MATERIAL SUPPLIED
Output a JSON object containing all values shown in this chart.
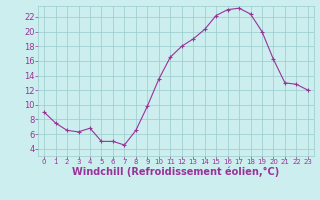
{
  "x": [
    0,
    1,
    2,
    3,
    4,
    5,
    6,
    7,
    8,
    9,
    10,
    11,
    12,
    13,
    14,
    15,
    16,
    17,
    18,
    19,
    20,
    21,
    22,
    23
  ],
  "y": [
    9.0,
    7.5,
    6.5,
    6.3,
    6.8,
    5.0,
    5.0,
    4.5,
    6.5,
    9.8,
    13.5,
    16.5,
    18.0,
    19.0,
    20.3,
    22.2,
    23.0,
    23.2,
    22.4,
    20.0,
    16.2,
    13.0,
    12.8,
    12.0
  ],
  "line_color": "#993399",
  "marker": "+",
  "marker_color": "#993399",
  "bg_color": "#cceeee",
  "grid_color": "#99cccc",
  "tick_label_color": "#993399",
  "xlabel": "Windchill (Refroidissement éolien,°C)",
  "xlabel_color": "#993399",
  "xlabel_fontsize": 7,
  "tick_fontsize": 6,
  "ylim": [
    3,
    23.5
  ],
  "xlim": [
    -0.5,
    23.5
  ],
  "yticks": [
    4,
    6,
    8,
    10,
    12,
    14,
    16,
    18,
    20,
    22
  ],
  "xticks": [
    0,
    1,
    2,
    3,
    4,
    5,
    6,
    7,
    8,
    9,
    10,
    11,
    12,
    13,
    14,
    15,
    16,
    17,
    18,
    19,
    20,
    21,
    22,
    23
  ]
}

WRITTEN REQUEST
Copy everything in the records above except the pictures, exactly as written.

COMPLETE ANSWER
Output a JSON object containing all values shown in this chart.
{
  "x": [
    0,
    1,
    2,
    3,
    4,
    5,
    6,
    7,
    8,
    9,
    10,
    11,
    12,
    13,
    14,
    15,
    16,
    17,
    18,
    19,
    20,
    21,
    22,
    23
  ],
  "y": [
    9.0,
    7.5,
    6.5,
    6.3,
    6.8,
    5.0,
    5.0,
    4.5,
    6.5,
    9.8,
    13.5,
    16.5,
    18.0,
    19.0,
    20.3,
    22.2,
    23.0,
    23.2,
    22.4,
    20.0,
    16.2,
    13.0,
    12.8,
    12.0
  ],
  "line_color": "#993399",
  "marker": "+",
  "marker_color": "#993399",
  "bg_color": "#cceeee",
  "grid_color": "#99cccc",
  "tick_label_color": "#993399",
  "xlabel": "Windchill (Refroidissement éolien,°C)",
  "xlabel_color": "#993399",
  "xlabel_fontsize": 7,
  "tick_fontsize": 6,
  "ylim": [
    3,
    23.5
  ],
  "xlim": [
    -0.5,
    23.5
  ],
  "yticks": [
    4,
    6,
    8,
    10,
    12,
    14,
    16,
    18,
    20,
    22
  ],
  "xticks": [
    0,
    1,
    2,
    3,
    4,
    5,
    6,
    7,
    8,
    9,
    10,
    11,
    12,
    13,
    14,
    15,
    16,
    17,
    18,
    19,
    20,
    21,
    22,
    23
  ]
}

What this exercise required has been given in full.